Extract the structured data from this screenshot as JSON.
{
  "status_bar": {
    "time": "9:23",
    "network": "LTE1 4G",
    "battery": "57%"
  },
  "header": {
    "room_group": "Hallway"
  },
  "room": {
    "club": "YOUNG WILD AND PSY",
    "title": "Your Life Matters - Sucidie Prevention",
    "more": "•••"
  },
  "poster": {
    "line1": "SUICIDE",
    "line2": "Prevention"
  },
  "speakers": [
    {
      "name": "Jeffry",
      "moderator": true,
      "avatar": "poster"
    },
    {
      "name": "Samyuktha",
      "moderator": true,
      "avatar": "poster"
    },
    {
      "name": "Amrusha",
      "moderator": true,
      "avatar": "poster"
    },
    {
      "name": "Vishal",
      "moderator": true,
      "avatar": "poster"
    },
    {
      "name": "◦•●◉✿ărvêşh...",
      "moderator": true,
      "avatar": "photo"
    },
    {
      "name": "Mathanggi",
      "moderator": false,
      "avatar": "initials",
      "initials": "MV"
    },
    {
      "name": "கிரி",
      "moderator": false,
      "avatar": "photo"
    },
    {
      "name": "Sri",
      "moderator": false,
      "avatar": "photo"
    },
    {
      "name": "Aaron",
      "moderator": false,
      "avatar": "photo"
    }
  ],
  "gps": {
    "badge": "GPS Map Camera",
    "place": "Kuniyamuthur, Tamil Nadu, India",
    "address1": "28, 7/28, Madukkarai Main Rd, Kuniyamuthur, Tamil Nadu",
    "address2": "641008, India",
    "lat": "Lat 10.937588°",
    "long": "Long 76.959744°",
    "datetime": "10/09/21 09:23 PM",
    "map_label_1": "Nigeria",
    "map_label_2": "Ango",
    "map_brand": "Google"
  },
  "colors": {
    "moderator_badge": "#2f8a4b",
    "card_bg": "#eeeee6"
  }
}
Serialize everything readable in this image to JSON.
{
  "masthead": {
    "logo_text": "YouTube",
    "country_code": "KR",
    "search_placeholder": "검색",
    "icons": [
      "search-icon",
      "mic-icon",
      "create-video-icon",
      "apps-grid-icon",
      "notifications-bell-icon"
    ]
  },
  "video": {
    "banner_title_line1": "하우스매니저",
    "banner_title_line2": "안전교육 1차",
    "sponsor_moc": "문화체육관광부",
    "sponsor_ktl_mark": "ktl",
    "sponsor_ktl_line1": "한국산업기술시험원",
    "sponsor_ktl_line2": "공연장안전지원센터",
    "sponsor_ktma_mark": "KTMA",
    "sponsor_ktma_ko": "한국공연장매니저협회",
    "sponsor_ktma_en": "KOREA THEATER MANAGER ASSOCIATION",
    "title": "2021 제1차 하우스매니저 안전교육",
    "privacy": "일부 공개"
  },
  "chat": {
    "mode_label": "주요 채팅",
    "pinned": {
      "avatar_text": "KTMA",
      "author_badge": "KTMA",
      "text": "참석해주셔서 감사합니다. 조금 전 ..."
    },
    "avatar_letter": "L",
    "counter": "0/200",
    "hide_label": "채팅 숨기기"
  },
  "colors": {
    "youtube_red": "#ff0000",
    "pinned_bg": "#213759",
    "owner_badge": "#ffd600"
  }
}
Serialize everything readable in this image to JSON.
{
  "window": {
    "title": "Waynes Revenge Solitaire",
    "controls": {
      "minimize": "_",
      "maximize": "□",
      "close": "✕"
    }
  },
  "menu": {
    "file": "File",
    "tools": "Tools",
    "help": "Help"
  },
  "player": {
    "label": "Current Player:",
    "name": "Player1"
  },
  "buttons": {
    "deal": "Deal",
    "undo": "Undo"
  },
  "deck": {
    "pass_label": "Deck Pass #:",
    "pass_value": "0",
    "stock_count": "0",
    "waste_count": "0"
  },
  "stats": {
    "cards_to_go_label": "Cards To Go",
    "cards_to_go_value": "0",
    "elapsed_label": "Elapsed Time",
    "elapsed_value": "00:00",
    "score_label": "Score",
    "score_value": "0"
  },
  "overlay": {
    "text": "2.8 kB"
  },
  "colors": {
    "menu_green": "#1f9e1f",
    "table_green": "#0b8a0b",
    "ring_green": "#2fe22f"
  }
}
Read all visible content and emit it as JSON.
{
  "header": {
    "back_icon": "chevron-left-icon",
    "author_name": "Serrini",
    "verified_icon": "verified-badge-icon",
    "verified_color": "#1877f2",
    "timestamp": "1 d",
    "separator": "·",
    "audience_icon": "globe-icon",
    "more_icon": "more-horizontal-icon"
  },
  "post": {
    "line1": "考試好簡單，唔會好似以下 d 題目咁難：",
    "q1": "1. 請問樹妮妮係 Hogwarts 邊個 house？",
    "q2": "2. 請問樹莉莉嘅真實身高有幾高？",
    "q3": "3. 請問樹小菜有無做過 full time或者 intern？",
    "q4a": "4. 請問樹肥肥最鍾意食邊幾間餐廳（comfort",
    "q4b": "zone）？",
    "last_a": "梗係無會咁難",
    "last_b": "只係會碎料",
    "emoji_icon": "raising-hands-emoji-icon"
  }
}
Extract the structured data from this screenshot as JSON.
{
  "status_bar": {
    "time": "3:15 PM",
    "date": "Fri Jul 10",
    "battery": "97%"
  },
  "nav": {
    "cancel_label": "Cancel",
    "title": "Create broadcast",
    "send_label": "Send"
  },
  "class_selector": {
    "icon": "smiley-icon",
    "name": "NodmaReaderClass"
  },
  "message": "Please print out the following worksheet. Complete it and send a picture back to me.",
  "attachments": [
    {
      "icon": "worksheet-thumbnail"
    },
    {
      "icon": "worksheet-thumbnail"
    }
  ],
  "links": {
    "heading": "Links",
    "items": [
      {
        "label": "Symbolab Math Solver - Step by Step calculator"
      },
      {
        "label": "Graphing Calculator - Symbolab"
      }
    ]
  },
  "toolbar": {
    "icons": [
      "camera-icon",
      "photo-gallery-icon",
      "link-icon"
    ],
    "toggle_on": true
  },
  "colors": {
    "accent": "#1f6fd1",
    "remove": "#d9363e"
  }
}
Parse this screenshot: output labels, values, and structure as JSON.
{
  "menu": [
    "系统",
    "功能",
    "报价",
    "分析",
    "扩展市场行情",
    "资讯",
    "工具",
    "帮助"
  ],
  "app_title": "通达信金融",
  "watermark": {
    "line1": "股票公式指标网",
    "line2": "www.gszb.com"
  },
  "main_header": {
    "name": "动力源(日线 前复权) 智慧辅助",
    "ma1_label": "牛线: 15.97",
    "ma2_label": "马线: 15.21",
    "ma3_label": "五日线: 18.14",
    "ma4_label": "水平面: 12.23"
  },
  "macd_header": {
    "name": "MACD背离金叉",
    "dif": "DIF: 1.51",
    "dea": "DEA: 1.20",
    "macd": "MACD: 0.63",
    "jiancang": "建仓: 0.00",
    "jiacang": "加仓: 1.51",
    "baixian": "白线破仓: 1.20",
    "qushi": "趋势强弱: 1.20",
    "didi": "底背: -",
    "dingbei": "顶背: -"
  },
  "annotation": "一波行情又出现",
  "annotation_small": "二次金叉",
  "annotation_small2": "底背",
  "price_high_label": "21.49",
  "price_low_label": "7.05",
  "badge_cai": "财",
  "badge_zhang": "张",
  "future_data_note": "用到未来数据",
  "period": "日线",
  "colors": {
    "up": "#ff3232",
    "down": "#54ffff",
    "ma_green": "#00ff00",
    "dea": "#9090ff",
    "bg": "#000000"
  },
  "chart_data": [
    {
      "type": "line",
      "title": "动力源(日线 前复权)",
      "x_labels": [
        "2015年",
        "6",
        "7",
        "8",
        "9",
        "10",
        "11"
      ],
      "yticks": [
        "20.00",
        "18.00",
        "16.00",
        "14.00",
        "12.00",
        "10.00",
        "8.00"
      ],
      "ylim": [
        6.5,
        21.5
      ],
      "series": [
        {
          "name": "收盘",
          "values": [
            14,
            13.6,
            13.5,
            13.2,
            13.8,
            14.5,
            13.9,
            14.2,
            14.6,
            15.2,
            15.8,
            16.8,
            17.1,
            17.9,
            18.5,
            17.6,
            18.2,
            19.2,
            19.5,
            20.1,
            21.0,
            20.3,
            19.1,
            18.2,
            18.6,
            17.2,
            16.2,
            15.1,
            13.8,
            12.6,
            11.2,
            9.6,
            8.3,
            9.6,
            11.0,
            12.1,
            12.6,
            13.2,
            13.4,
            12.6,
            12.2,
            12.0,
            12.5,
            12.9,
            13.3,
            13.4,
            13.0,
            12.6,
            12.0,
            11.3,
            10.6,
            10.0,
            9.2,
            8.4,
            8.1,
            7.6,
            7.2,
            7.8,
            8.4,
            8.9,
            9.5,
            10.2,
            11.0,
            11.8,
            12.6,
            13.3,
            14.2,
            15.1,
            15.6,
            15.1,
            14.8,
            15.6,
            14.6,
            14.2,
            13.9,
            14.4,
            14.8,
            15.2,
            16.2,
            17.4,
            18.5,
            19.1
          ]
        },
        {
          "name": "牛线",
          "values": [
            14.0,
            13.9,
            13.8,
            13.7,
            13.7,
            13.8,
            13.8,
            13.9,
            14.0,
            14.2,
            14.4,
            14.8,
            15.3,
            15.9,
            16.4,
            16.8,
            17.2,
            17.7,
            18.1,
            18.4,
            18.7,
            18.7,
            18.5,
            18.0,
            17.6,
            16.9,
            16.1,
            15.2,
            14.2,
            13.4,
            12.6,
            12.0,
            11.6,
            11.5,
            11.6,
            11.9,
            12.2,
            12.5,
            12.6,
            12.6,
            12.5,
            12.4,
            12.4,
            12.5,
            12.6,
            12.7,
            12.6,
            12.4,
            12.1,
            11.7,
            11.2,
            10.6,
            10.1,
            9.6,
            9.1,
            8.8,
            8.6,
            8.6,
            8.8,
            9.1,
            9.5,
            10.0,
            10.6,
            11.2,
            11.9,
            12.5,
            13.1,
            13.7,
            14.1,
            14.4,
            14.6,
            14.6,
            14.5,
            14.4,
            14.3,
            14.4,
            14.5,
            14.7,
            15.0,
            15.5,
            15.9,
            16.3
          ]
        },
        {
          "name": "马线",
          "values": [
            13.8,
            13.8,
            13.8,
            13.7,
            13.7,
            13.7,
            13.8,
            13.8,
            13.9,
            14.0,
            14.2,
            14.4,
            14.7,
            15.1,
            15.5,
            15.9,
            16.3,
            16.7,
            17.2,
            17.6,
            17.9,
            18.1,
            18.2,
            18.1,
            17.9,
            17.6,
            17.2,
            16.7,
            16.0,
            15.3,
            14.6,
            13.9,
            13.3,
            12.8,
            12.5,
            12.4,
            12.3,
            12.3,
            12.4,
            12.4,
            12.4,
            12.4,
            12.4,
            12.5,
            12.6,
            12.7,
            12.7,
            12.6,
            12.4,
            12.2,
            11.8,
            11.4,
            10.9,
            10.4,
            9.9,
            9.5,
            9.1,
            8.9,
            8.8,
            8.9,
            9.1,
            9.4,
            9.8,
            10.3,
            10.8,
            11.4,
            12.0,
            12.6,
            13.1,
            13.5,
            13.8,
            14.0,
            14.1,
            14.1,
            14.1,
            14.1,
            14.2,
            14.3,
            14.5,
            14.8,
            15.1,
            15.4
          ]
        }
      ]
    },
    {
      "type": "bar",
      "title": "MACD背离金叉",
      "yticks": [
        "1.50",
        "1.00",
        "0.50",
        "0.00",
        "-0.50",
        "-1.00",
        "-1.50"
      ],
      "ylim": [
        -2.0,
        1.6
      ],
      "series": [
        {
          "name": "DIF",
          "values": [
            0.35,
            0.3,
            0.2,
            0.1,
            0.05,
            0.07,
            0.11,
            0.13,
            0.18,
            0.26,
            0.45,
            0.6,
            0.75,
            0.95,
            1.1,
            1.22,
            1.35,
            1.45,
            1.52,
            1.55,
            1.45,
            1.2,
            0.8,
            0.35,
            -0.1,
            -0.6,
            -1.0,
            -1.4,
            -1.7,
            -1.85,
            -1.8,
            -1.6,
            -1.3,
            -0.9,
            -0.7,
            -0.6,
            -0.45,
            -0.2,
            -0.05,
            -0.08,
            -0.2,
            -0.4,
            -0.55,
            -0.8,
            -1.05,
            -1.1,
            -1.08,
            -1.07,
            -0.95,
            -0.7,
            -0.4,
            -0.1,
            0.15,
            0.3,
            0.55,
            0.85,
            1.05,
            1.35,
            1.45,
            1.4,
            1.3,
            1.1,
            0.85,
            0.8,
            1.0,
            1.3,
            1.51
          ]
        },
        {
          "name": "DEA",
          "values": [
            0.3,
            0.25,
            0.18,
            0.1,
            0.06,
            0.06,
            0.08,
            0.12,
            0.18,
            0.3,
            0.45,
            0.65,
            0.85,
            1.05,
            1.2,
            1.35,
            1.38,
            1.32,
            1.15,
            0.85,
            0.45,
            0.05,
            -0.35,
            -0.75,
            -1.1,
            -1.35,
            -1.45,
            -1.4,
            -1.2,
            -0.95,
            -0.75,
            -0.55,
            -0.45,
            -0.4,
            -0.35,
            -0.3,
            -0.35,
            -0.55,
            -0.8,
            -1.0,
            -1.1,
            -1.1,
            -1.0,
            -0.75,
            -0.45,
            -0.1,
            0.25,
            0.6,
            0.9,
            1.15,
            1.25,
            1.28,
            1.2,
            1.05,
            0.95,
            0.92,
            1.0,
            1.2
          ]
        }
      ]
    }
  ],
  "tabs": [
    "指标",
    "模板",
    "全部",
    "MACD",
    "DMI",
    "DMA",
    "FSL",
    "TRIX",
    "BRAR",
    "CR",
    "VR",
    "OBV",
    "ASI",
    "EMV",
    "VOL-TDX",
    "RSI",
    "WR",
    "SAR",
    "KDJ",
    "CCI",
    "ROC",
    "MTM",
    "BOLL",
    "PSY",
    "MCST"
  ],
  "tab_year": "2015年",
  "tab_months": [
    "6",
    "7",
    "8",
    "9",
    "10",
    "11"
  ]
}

------------------------------------------------------------------------

- [What to work on] Show each line of the listing that holds the string "안전교육".

- [Right answer]
    "banner_title_line2": "안전교육 1차",
    "title": "2021 제1차 하우스매니저 안전교육",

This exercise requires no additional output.